**Written request:** Every line of the material that follows must be printed again exactly.

**Record set:**
═══
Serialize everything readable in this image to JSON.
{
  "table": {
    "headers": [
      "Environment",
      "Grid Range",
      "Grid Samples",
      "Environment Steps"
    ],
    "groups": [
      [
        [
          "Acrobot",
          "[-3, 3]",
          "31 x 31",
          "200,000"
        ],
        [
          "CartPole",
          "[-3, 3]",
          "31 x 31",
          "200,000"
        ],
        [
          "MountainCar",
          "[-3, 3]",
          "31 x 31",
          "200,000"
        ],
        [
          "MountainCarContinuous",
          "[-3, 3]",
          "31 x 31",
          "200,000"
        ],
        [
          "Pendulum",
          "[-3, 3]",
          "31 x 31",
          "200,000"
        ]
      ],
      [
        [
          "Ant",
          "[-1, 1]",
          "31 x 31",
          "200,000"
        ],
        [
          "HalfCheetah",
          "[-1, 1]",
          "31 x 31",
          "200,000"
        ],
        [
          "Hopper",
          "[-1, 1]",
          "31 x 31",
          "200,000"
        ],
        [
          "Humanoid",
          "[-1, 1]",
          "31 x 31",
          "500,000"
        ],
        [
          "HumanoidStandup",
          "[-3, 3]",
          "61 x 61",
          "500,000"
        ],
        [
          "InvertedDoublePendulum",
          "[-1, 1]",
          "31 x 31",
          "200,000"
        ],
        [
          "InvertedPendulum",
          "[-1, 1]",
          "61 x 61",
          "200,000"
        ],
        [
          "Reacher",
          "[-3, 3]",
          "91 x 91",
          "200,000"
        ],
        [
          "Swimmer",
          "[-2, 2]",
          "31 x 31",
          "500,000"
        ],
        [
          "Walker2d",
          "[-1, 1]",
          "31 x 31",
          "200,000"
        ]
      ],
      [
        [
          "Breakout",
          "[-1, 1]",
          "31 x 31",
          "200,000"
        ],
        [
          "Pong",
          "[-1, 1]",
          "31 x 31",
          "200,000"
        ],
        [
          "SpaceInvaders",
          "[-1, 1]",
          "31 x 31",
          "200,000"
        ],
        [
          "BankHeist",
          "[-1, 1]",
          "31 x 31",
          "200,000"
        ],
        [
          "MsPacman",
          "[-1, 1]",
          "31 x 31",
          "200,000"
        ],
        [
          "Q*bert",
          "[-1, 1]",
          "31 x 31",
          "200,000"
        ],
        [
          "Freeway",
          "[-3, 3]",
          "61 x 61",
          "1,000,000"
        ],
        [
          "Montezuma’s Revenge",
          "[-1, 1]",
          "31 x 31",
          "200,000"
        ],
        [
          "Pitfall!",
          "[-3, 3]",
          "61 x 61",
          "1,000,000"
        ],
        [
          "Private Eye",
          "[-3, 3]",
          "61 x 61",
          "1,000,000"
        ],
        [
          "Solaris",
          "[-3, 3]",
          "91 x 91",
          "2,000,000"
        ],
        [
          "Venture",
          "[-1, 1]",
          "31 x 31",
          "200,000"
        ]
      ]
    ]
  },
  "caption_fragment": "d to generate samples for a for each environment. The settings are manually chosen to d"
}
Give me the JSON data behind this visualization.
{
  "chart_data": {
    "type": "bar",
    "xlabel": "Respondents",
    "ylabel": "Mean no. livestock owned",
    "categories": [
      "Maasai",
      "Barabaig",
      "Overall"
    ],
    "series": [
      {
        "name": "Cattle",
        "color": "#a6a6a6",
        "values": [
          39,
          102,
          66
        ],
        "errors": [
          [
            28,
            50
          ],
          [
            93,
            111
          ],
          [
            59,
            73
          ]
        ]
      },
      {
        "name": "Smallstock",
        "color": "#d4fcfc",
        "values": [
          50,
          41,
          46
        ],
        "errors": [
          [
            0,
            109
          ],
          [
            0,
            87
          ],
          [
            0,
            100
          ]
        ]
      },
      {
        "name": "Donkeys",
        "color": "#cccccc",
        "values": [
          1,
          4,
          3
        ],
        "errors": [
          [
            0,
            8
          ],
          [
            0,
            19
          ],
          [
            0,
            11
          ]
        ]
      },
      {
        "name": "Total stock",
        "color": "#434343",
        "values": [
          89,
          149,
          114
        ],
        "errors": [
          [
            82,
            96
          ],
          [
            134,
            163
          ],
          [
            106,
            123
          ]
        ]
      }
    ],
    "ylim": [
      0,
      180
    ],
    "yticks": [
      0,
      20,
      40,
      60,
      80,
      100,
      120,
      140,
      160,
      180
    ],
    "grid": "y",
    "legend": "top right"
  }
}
═══
**The solution:**
Serialize everything readable in this image to JSON.
{
  "table": {
    "headers": [
      "Environment",
      "Grid Range",
      "Grid Samples",
      "Environment Steps"
    ],
    "groups": [
      [
        [
          "Acrobot",
          "[-3, 3]",
          "31 x 31",
          "200,000"
        ],
        [
          "CartPole",
          "[-3, 3]",
          "31 x 31",
          "200,000"
        ],
        [
          "MountainCar",
          "[-3, 3]",
          "31 x 31",
          "200,000"
        ],
        [
          "MountainCarContinuous",
          "[-3, 3]",
          "31 x 31",
          "200,000"
        ],
        [
          "Pendulum",
          "[-3, 3]",
          "31 x 31",
          "200,000"
        ]
      ],
      [
        [
          "Ant",
          "[-1, 1]",
          "31 x 31",
          "200,000"
        ],
        [
          "HalfCheetah",
          "[-1, 1]",
          "31 x 31",
          "200,000"
        ],
        [
          "Hopper",
          "[-1, 1]",
          "31 x 31",
          "200,000"
        ],
        [
          "Humanoid",
          "[-1, 1]",
          "31 x 31",
          "500,000"
        ],
        [
          "HumanoidStandup",
          "[-3, 3]",
          "61 x 61",
          "500,000"
        ],
        [
          "InvertedDoublePendulum",
          "[-1, 1]",
          "31 x 31",
          "200,000"
        ],
        [
          "InvertedPendulum",
          "[-1, 1]",
          "61 x 61",
          "200,000"
        ],
        [
          "Reacher",
          "[-3, 3]",
          "91 x 91",
          "200,000"
        ],
        [
          "Swimmer",
          "[-2, 2]",
          "31 x 31",
          "500,000"
        ],
        [
          "Walker2d",
          "[-1, 1]",
          "31 x 31",
          "200,000"
        ]
      ],
      [
        [
          "Breakout",
          "[-1, 1]",
          "31 x 31",
          "200,000"
        ],
        [
          "Pong",
          "[-1, 1]",
          "31 x 31",
          "200,000"
        ],
        [
          "SpaceInvaders",
          "[-1, 1]",
          "31 x 31",
          "200,000"
        ],
        [
          "BankHeist",
          "[-1, 1]",
          "31 x 31",
          "200,000"
        ],
        [
          "MsPacman",
          "[-1, 1]",
          "31 x 31",
          "200,000"
        ],
        [
          "Q*bert",
          "[-1, 1]",
          "31 x 31",
          "200,000"
        ],
        [
          "Freeway",
          "[-3, 3]",
          "61 x 61",
          "1,000,000"
        ],
        [
          "Montezuma’s Revenge",
          "[-1, 1]",
          "31 x 31",
          "200,000"
        ],
        [
          "Pitfall!",
          "[-3, 3]",
          "61 x 61",
          "1,000,000"
        ],
        [
          "Private Eye",
          "[-3, 3]",
          "61 x 61",
          "1,000,000"
        ],
        [
          "Solaris",
          "[-3, 3]",
          "91 x 91",
          "2,000,000"
        ],
        [
          "Venture",
          "[-1, 1]",
          "31 x 31",
          "200,000"
        ]
      ]
    ]
  },
  "caption_fragment": "d to generate samples for a for each environment. The settings are manually chosen to d"
}
Give me the JSON data behind this visualization.
{
  "chart_data": {
    "type": "bar",
    "xlabel": "Respondents",
    "ylabel": "Mean no. livestock owned",
    "categories": [
      "Maasai",
      "Barabaig",
      "Overall"
    ],
    "series": [
      {
        "name": "Cattle",
        "color": "#a6a6a6",
        "values": [
          39,
          102,
          66
        ],
        "errors": [
          [
            28,
            50
          ],
          [
            93,
            111
          ],
          [
            59,
            73
          ]
        ]
      },
      {
        "name": "Smallstock",
        "color": "#d4fcfc",
        "values": [
          50,
          41,
          46
        ],
        "errors": [
          [
            0,
            109
          ],
          [
            0,
            87
          ],
          [
            0,
            100
          ]
        ]
      },
      {
        "name": "Donkeys",
        "color": "#cccccc",
        "values": [
          1,
          4,
          3
        ],
        "errors": [
          [
            0,
            8
          ],
          [
            0,
            19
          ],
          [
            0,
            11
          ]
        ]
      },
      {
        "name": "Total stock",
        "color": "#434343",
        "values": [
          89,
          149,
          114
        ],
        "errors": [
          [
            82,
            96
          ],
          [
            134,
            163
          ],
          [
            106,
            123
          ]
        ]
      }
    ],
    "ylim": [
      0,
      180
    ],
    "yticks": [
      0,
      20,
      40,
      60,
      80,
      100,
      120,
      140,
      160,
      180
    ],
    "grid": "y",
    "legend": "top right"
  }
}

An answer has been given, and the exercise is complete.